→ A block of data
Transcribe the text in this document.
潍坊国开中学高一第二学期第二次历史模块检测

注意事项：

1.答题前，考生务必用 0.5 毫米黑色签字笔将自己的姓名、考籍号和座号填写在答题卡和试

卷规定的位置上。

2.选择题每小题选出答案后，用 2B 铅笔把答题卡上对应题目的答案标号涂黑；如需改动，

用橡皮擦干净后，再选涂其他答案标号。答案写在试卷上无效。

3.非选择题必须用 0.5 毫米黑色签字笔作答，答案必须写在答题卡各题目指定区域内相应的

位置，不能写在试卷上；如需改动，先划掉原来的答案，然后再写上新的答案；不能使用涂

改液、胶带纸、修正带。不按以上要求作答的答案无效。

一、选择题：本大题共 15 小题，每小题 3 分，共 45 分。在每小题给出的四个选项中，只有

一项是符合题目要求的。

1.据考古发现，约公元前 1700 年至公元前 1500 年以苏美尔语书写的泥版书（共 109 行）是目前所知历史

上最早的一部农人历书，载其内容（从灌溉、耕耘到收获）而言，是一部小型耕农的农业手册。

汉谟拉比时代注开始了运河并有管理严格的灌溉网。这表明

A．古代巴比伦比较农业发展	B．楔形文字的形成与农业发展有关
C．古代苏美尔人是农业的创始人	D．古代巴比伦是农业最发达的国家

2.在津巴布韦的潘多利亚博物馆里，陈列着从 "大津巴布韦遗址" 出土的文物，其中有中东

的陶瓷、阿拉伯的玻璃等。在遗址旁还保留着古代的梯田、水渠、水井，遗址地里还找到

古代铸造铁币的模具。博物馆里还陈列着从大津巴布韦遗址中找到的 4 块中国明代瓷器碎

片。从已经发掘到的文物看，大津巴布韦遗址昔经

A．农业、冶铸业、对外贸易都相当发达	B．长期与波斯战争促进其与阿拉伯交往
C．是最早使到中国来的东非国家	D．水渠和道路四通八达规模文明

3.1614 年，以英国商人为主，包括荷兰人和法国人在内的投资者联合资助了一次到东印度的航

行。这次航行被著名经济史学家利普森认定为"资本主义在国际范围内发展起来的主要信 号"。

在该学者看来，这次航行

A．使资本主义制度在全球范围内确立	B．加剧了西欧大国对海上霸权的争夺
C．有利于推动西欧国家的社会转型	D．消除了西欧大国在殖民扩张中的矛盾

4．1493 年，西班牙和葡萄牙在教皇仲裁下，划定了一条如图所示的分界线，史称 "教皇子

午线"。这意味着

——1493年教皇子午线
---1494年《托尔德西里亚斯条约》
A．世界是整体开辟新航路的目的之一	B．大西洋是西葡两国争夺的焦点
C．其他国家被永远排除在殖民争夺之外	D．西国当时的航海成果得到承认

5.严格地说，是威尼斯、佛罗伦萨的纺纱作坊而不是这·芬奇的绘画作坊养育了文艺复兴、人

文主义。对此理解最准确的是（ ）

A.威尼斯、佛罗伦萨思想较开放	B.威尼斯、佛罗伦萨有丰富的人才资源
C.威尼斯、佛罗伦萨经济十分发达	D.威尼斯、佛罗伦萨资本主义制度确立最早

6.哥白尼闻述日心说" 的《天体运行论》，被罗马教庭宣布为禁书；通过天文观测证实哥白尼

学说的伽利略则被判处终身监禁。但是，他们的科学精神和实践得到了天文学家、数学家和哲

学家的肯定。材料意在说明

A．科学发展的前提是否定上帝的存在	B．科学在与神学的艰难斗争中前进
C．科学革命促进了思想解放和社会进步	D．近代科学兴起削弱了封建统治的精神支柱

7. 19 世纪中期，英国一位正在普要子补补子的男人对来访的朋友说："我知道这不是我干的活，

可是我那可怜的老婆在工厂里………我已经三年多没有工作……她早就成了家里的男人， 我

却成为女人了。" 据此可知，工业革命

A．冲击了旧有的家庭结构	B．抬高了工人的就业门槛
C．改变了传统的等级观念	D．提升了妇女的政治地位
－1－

→ Task goal
Each line of the material above must be retyped precisely.

→ Solution for this problem
Transcribe the text in this document.
潍坊国开中学高一第二学期第二次历史模块检测

注意事项：

1.答题前，考生务必用 0.5 毫米黑色签字笔将自己的姓名、考籍号和座号填写在答题卡和试

卷规定的位置上。

2.选择题每小题选出答案后，用 2B 铅笔把答题卡上对应题目的答案标号涂黑；如需改动，

用橡皮擦干净后，再选涂其他答案标号。答案写在试卷上无效。

3.非选择题必须用 0.5 毫米黑色签字笔作答，答案必须写在答题卡各题目指定区域内相应的

位置，不能写在试卷上；如需改动，先划掉原来的答案，然后再写上新的答案；不能使用涂

改液、胶带纸、修正带。不按以上要求作答的答案无效。

一、选择题：本大题共 15 小题，每小题 3 分，共 45 分。在每小题给出的四个选项中，只有

一项是符合题目要求的。

1.据考古发现，约公元前 1700 年至公元前 1500 年以苏美尔语书写的泥版书（共 109 行）是目前所知历史

上最早的一部农人历书，载其内容（从灌溉、耕耘到收获）而言，是一部小型耕农的农业手册。

汉谟拉比时代注开始了运河并有管理严格的灌溉网。这表明

A．古代巴比伦比较农业发展	B．楔形文字的形成与农业发展有关
C．古代苏美尔人是农业的创始人	D．古代巴比伦是农业最发达的国家

2.在津巴布韦的潘多利亚博物馆里，陈列着从 "大津巴布韦遗址" 出土的文物，其中有中东

的陶瓷、阿拉伯的玻璃等。在遗址旁还保留着古代的梯田、水渠、水井，遗址地里还找到

古代铸造铁币的模具。博物馆里还陈列着从大津巴布韦遗址中找到的 4 块中国明代瓷器碎

片。从已经发掘到的文物看，大津巴布韦遗址昔经

A．农业、冶铸业、对外贸易都相当发达	B．长期与波斯战争促进其与阿拉伯交往
C．是最早使到中国来的东非国家	D．水渠和道路四通八达规模文明

3.1614 年，以英国商人为主，包括荷兰人和法国人在内的投资者联合资助了一次到东印度的航

行。这次航行被著名经济史学家利普森认定为"资本主义在国际范围内发展起来的主要信 号"。

在该学者看来，这次航行

A．使资本主义制度在全球范围内确立	B．加剧了西欧大国对海上霸权的争夺
C．有利于推动西欧国家的社会转型	D．消除了西欧大国在殖民扩张中的矛盾

4．1493 年，西班牙和葡萄牙在教皇仲裁下，划定了一条如图所示的分界线，史称 "教皇子

午线"。这意味着

——1493年教皇子午线
---1494年《托尔德西里亚斯条约》
A．世界是整体开辟新航路的目的之一	B．大西洋是西葡两国争夺的焦点
C．其他国家被永远排除在殖民争夺之外	D．西国当时的航海成果得到承认

5.严格地说，是威尼斯、佛罗伦萨的纺纱作坊而不是这·芬奇的绘画作坊养育了文艺复兴、人

文主义。对此理解最准确的是（ ）

A.威尼斯、佛罗伦萨思想较开放	B.威尼斯、佛罗伦萨有丰富的人才资源
C.威尼斯、佛罗伦萨经济十分发达	D.威尼斯、佛罗伦萨资本主义制度确立最早

6.哥白尼闻述日心说" 的《天体运行论》，被罗马教庭宣布为禁书；通过天文观测证实哥白尼

学说的伽利略则被判处终身监禁。但是，他们的科学精神和实践得到了天文学家、数学家和哲

学家的肯定。材料意在说明

A．科学发展的前提是否定上帝的存在	B．科学在与神学的艰难斗争中前进
C．科学革命促进了思想解放和社会进步	D．近代科学兴起削弱了封建统治的精神支柱

7. 19 世纪中期，英国一位正在普要子补补子的男人对来访的朋友说："我知道这不是我干的活，

可是我那可怜的老婆在工厂里………我已经三年多没有工作……她早就成了家里的男人， 我

却成为女人了。" 据此可知，工业革命

A．冲击了旧有的家庭结构	B．抬高了工人的就业门槛
C．改变了传统的等级观念	D．提升了妇女的政治地位
－1－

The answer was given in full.